STATED GOAL —
Find each line containing the string "with" and return it.

THE RECORDS —
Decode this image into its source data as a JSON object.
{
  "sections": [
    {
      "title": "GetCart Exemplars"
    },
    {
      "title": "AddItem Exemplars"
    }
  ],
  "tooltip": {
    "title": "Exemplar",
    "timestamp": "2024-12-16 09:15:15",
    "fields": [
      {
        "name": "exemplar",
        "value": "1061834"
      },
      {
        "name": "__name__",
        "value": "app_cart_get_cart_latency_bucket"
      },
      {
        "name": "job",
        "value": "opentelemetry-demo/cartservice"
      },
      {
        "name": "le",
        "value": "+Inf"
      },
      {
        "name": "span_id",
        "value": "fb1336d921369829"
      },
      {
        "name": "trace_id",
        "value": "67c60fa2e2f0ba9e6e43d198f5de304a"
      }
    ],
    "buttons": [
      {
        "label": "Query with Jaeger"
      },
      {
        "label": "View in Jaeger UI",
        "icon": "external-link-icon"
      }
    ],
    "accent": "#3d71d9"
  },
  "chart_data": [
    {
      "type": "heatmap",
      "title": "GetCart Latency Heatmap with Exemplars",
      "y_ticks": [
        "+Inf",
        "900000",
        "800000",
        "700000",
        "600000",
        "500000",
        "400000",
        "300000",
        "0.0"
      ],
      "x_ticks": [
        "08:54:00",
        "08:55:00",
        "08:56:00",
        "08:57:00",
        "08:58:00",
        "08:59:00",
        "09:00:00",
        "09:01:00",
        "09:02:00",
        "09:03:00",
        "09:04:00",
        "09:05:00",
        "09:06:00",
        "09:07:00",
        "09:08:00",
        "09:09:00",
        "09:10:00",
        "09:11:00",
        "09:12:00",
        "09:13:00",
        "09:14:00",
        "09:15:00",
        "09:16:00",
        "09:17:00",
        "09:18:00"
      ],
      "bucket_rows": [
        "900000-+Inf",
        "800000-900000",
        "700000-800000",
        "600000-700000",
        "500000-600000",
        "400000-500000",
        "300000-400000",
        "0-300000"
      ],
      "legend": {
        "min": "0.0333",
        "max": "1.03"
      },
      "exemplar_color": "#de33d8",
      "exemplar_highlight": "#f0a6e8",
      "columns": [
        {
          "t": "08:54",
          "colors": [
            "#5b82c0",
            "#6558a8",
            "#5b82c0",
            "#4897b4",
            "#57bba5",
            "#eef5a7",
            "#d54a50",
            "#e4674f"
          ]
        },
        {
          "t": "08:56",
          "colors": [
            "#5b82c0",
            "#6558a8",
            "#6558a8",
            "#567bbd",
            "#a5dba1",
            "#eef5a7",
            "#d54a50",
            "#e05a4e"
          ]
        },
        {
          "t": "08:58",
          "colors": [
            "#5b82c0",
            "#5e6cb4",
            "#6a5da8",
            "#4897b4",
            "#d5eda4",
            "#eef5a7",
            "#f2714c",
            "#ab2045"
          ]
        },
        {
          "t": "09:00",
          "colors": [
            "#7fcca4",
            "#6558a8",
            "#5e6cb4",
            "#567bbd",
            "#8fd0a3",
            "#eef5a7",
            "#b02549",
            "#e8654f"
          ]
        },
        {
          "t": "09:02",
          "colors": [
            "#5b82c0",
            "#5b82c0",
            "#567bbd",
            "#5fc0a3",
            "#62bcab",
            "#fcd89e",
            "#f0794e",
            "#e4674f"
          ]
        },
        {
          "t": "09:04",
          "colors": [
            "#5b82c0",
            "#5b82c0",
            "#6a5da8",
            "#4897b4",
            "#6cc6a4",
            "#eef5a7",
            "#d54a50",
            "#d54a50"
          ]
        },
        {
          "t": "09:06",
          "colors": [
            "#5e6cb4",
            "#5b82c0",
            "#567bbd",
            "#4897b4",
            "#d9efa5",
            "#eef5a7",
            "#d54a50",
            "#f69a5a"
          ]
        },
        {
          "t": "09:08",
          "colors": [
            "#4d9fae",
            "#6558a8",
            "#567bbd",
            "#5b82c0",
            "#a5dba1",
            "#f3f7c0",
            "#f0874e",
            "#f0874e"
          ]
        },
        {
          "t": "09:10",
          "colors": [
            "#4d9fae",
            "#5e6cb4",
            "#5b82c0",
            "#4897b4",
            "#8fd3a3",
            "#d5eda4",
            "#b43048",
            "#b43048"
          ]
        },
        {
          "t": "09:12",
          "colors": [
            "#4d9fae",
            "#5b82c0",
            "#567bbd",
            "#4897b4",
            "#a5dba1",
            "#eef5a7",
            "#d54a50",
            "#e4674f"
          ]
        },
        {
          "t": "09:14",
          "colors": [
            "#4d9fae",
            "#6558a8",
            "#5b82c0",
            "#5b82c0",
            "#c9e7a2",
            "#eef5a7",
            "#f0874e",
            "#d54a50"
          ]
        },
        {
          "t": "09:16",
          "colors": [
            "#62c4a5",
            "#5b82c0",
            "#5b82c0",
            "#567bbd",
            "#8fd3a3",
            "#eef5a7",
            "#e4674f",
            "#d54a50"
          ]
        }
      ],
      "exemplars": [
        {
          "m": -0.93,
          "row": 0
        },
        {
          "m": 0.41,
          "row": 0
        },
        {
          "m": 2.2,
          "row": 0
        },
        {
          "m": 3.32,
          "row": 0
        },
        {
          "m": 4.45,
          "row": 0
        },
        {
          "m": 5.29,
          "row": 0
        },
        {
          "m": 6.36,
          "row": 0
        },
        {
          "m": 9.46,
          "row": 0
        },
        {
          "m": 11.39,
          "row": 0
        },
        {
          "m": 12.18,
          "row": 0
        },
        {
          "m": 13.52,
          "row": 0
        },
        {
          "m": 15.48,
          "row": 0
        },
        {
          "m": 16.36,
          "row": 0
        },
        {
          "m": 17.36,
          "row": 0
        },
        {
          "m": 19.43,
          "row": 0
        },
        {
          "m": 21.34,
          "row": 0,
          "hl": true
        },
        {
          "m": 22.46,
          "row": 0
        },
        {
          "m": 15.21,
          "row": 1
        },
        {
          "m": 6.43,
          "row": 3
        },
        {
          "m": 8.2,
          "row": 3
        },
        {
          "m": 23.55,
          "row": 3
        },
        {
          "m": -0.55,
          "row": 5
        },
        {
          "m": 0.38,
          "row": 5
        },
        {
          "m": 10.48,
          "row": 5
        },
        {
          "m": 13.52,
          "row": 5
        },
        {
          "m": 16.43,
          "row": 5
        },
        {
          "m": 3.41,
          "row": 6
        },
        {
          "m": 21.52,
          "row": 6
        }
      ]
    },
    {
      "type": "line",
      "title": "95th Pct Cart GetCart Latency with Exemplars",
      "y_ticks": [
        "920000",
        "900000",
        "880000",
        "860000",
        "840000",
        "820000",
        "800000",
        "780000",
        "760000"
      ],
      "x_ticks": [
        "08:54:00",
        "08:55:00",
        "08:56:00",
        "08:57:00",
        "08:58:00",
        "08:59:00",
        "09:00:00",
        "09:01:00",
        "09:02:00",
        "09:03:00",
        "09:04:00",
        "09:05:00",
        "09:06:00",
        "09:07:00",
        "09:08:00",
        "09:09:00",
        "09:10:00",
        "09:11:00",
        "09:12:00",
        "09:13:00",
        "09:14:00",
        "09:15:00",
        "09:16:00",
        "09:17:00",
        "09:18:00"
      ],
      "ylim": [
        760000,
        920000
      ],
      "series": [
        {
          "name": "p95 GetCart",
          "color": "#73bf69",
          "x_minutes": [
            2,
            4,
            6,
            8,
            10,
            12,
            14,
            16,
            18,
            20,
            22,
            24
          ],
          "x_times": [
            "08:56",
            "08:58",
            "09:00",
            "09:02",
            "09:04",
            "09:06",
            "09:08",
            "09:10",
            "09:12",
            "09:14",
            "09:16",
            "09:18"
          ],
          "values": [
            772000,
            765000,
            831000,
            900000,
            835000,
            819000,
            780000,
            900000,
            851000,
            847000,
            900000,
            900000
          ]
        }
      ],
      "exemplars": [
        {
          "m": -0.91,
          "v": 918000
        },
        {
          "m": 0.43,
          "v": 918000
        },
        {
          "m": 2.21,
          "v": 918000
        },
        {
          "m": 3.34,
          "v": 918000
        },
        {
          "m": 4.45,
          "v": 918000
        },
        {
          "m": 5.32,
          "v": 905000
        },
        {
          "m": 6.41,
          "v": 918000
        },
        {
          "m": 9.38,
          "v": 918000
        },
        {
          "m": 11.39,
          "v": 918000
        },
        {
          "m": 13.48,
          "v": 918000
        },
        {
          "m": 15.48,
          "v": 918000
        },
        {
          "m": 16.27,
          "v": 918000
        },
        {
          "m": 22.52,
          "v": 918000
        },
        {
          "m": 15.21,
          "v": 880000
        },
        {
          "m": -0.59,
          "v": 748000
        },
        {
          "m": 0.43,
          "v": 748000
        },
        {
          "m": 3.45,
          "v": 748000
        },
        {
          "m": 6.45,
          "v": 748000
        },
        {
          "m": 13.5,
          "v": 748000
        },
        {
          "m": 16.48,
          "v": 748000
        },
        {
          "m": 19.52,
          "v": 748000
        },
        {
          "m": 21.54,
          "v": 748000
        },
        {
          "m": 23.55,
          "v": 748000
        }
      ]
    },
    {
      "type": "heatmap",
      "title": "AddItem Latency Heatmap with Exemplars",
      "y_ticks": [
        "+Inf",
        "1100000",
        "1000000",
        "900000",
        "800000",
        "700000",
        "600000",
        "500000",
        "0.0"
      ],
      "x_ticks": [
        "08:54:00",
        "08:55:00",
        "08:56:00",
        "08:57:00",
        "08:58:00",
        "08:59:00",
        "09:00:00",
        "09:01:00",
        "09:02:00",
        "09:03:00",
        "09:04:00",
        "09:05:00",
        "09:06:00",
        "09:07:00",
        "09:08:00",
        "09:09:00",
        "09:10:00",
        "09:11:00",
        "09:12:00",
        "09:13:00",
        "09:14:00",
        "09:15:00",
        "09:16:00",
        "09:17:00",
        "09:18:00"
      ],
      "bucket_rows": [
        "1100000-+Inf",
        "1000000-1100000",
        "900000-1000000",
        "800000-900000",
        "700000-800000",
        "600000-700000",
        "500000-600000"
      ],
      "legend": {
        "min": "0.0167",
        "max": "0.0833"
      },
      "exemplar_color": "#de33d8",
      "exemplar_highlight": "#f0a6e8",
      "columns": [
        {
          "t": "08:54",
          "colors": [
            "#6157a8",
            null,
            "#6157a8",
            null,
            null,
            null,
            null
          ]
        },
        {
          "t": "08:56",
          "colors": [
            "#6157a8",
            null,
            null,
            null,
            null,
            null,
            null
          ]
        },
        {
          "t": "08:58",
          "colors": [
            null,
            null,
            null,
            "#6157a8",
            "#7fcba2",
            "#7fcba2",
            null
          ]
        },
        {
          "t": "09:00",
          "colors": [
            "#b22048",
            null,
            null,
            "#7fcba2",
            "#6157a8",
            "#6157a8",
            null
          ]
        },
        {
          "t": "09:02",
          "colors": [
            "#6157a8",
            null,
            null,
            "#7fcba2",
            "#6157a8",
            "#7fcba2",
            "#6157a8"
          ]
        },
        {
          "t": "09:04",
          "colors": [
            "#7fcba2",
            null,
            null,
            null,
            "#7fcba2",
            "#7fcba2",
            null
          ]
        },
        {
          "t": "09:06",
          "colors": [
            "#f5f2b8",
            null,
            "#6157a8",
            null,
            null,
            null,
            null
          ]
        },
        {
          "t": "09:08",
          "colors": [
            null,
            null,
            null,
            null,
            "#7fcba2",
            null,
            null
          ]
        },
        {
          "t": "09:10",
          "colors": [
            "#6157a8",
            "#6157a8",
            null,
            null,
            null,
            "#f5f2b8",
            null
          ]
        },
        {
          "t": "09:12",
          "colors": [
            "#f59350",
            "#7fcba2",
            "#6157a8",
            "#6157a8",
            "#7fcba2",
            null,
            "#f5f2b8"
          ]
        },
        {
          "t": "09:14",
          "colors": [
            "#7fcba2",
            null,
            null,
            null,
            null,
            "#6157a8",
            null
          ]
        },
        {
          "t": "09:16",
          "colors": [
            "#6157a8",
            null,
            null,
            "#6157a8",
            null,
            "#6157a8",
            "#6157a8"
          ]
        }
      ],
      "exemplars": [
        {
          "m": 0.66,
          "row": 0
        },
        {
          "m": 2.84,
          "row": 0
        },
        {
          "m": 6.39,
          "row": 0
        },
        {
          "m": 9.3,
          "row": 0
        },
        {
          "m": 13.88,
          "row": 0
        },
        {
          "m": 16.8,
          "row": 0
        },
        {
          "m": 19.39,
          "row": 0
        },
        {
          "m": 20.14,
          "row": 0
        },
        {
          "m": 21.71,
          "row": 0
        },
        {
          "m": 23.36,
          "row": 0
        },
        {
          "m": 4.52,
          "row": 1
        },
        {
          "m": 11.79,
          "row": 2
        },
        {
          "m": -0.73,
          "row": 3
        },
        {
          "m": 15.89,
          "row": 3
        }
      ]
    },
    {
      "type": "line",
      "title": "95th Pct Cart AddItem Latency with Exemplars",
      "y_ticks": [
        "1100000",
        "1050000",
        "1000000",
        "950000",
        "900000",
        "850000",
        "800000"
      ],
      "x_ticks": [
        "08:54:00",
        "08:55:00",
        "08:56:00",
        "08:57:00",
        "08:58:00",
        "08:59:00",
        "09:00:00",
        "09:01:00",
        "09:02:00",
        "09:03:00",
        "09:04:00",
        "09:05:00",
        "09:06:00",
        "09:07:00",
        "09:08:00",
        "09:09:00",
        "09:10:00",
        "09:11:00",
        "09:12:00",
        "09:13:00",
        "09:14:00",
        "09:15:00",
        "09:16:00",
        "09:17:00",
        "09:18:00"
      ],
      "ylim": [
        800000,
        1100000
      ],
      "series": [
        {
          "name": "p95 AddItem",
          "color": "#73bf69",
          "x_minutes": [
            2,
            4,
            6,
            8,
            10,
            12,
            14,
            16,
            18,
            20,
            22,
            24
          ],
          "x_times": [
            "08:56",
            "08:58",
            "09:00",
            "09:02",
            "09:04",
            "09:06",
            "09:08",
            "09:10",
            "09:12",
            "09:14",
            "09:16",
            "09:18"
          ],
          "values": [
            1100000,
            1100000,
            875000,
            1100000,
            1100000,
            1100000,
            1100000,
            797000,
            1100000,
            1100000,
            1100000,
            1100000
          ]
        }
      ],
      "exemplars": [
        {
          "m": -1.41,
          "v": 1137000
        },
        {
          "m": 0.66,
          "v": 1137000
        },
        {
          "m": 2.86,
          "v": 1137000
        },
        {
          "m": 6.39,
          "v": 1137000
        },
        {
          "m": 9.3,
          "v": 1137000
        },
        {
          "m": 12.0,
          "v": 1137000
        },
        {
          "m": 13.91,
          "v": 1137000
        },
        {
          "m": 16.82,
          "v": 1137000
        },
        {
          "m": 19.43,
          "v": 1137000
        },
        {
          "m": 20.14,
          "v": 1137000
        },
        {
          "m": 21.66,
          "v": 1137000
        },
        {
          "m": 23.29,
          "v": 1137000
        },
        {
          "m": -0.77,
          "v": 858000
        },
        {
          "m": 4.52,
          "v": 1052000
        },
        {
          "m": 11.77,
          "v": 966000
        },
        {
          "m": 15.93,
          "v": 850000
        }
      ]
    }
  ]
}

WRITTEN ANSWER —
        "label": "Query with Jaeger"
      "title": "GetCart Latency Heatmap with Exemplars",
      "title": "95th Pct Cart GetCart Latency with Exemplars",
      "title": "AddItem Latency Heatmap with Exemplars",
      "title": "95th Pct Cart AddItem Latency with Exemplars",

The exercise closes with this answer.